╭──

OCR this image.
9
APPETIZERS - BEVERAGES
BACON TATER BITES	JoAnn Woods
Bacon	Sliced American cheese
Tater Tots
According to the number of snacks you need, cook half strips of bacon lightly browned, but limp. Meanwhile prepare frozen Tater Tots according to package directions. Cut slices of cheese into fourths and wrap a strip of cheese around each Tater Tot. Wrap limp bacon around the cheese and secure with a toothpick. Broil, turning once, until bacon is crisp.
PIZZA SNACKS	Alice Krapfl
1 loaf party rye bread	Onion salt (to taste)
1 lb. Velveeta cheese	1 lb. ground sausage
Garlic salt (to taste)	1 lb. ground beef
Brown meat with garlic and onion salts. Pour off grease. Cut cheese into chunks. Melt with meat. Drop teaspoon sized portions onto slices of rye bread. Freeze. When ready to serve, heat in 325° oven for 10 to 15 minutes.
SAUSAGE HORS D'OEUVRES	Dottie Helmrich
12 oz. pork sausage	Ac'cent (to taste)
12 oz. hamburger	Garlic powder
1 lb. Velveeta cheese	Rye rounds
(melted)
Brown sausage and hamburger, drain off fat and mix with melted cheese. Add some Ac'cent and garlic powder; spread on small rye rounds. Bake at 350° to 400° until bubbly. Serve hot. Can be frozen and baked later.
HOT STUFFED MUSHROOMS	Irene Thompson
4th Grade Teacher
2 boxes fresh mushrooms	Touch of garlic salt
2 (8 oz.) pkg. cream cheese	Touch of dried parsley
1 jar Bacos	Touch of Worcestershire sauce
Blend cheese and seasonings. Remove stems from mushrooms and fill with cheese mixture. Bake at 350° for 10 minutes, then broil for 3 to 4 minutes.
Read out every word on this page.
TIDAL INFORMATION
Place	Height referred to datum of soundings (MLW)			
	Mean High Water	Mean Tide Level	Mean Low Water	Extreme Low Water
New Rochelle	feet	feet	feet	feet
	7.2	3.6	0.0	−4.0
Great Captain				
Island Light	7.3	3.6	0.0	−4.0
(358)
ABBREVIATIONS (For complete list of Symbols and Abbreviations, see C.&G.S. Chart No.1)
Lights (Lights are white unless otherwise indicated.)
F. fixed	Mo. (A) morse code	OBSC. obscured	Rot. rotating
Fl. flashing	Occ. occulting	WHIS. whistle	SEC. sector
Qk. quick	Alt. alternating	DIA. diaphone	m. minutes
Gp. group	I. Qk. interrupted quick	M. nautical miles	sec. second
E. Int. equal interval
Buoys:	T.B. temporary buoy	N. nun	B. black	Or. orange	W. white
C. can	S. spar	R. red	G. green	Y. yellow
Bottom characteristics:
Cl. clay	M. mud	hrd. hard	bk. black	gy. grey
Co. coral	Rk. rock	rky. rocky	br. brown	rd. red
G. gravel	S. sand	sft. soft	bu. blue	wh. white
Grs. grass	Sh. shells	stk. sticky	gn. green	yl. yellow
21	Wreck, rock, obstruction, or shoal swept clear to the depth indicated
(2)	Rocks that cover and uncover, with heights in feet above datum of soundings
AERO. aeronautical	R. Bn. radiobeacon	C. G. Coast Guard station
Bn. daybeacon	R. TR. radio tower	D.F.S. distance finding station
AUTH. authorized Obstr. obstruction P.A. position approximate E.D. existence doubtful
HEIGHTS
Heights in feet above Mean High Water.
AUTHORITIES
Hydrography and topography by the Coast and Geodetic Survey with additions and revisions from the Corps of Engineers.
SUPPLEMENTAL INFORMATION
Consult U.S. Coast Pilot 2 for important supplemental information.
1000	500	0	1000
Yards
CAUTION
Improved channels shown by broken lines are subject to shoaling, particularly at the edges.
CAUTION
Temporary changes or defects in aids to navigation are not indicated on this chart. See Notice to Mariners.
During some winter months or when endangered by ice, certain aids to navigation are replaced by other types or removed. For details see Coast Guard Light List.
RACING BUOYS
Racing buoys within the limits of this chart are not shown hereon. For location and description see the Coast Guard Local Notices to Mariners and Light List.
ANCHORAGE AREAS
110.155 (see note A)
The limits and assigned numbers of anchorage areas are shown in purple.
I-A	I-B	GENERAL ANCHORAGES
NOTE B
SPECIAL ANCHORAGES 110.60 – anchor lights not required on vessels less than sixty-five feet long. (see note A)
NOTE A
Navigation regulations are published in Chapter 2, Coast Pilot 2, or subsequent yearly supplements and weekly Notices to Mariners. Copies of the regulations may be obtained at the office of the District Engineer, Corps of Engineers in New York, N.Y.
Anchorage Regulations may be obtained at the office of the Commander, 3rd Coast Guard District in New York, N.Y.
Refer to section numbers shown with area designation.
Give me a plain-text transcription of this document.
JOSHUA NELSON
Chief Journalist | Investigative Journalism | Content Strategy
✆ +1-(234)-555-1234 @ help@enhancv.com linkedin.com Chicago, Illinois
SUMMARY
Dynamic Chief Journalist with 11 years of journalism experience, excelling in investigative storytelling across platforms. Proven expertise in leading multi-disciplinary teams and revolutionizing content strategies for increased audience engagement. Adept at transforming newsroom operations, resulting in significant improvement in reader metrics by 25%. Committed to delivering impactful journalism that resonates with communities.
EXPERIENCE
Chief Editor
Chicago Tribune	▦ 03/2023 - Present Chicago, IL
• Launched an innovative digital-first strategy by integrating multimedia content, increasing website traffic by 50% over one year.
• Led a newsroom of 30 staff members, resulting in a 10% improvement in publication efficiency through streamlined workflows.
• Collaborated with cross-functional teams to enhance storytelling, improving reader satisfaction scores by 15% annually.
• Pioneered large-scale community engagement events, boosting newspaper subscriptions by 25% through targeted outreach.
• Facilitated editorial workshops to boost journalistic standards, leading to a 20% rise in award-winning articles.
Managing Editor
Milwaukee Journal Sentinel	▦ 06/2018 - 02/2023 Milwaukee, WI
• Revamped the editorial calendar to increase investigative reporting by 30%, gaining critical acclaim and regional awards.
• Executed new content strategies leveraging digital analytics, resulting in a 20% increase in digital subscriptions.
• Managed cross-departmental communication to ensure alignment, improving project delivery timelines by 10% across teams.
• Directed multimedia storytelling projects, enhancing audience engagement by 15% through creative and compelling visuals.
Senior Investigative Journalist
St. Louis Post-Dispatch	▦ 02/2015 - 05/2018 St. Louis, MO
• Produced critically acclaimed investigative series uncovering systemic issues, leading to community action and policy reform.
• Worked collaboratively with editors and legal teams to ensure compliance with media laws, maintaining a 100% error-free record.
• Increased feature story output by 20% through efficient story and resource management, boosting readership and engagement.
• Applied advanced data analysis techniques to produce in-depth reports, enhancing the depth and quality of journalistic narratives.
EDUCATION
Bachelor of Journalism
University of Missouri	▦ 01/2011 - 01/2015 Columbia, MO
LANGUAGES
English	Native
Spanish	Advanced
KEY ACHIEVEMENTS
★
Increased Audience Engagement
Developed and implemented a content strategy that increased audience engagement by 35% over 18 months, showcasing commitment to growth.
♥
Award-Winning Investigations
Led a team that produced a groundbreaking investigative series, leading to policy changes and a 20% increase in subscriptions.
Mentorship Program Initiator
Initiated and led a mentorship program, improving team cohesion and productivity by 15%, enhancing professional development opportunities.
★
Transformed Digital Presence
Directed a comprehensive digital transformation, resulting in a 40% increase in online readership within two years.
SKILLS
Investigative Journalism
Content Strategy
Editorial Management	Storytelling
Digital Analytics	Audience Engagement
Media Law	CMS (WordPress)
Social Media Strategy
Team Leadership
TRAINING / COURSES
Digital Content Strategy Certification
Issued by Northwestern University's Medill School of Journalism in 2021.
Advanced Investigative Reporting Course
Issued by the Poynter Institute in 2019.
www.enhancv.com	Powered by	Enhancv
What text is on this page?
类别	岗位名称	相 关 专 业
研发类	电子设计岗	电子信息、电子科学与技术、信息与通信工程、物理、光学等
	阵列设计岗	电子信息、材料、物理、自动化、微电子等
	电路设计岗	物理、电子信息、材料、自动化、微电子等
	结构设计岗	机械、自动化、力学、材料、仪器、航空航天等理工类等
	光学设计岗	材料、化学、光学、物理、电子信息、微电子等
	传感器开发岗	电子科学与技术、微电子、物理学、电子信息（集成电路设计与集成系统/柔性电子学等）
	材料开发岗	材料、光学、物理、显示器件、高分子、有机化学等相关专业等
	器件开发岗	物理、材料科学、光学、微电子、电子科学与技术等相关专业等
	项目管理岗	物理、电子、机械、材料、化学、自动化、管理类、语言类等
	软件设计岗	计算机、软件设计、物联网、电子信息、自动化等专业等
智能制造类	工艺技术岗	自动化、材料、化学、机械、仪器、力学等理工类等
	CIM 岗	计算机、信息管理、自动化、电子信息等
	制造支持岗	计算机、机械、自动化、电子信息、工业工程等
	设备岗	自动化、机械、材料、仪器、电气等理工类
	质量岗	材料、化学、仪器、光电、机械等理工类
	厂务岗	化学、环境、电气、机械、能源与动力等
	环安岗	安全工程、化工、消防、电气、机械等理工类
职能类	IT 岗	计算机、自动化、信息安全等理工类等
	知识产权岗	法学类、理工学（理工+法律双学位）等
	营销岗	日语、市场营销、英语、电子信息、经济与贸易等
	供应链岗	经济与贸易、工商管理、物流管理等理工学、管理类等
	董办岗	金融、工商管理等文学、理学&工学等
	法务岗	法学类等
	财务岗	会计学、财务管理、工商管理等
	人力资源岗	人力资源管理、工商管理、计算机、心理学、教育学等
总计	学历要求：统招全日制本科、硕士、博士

╰──

GIVEN PROBLEM:
Print only the lines from the one with "What text is on this page?" to the end of the records, both included.

TASK SOLUTION:
What text is on this page?
类别	岗位名称	相 关 专 业
研发类	电子设计岗	电子信息、电子科学与技术、信息与通信工程、物理、光学等
	阵列设计岗	电子信息、材料、物理、自动化、微电子等
	电路设计岗	物理、电子信息、材料、自动化、微电子等
	结构设计岗	机械、自动化、力学、材料、仪器、航空航天等理工类等
	光学设计岗	材料、化学、光学、物理、电子信息、微电子等
	传感器开发岗	电子科学与技术、微电子、物理学、电子信息（集成电路设计与集成系统/柔性电子学等）
	材料开发岗	材料、光学、物理、显示器件、高分子、有机化学等相关专业等
	器件开发岗	物理、材料科学、光学、微电子、电子科学与技术等相关专业等
	项目管理岗	物理、电子、机械、材料、化学、自动化、管理类、语言类等
	软件设计岗	计算机、软件设计、物联网、电子信息、自动化等专业等
智能制造类	工艺技术岗	自动化、材料、化学、机械、仪器、力学等理工类等
	CIM 岗	计算机、信息管理、自动化、电子信息等
	制造支持岗	计算机、机械、自动化、电子信息、工业工程等
	设备岗	自动化、机械、材料、仪器、电气等理工类
	质量岗	材料、化学、仪器、光电、机械等理工类
	厂务岗	化学、环境、电气、机械、能源与动力等
	环安岗	安全工程、化工、消防、电气、机械等理工类
职能类	IT 岗	计算机、自动化、信息安全等理工类等
	知识产权岗	法学类、理工学（理工+法律双学位）等
	营销岗	日语、市场营销、英语、电子信息、经济与贸易等
	供应链岗	经济与贸易、工商管理、物流管理等理工学、管理类等
	董办岗	金融、工商管理等文学、理学&工学等
	法务岗	法学类等
	财务岗	会计学、财务管理、工商管理等
	人力资源岗	人力资源管理、工商管理、计算机、心理学、教育学等
总计	学历要求：统招全日制本科、硕士、博士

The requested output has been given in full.